§ **What to produce**: Return a copy of every line in the records that includes the word "siempre".
----- Data shown
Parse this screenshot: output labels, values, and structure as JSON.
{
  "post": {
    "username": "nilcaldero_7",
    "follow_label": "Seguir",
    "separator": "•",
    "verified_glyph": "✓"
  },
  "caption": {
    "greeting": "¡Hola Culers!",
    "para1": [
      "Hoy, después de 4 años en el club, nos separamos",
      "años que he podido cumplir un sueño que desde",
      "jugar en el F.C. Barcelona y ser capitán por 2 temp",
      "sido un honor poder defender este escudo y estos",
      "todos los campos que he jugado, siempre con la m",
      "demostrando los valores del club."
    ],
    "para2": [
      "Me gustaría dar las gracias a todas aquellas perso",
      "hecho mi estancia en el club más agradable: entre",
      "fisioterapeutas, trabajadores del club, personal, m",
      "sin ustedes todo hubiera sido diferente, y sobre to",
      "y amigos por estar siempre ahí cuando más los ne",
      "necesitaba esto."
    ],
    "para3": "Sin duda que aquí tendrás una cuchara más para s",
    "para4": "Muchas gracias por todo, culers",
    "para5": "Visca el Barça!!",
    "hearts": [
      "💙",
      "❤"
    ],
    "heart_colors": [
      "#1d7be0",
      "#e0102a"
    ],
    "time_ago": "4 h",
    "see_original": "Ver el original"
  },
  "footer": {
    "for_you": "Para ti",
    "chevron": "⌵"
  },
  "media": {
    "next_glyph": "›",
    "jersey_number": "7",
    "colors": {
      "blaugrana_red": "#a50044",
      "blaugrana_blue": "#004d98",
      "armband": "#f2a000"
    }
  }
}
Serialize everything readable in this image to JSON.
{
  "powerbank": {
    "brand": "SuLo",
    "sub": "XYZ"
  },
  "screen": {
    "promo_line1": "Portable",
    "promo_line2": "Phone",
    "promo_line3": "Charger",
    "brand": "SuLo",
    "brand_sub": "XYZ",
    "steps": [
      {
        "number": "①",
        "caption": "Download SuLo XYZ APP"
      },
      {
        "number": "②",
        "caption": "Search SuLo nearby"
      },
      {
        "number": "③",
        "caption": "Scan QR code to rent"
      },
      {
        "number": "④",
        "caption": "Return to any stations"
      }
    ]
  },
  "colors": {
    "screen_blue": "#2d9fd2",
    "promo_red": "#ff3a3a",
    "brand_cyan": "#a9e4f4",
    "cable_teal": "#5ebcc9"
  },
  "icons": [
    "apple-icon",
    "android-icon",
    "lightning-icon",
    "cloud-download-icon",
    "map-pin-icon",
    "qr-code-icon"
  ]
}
----------
§ **The reply**:
      "todos los campos que he jugado, siempre con la m",
      "y amigos por estar siempre ahí cuando más los ne",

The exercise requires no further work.